Dataset entries:
::::::::::

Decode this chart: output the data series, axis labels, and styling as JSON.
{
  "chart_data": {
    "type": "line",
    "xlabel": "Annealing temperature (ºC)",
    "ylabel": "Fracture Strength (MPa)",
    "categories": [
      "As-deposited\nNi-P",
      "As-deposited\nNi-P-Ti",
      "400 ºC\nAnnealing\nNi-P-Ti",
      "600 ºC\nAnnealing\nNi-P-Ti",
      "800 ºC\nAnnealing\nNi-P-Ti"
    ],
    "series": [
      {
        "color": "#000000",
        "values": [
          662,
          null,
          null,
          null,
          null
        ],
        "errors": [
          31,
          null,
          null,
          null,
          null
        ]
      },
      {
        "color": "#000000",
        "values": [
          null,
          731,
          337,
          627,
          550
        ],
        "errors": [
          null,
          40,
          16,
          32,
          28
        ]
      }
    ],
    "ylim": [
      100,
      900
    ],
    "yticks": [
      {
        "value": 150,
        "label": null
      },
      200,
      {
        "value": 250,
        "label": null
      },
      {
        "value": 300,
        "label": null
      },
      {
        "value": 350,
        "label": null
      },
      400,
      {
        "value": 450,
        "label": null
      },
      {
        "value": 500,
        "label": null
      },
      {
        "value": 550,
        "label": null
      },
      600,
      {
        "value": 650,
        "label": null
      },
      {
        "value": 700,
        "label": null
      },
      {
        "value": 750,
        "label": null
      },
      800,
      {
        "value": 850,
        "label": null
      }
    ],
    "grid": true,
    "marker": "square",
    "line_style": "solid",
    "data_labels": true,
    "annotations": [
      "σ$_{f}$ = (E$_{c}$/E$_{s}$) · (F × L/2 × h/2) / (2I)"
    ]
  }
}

::::::::::

#### [Your instructions]
From the listing above, copy every line that includes the word "deposited".

#### [Expected output]
      "As-deposited\nNi-P",
      "As-deposited\nNi-P-Ti",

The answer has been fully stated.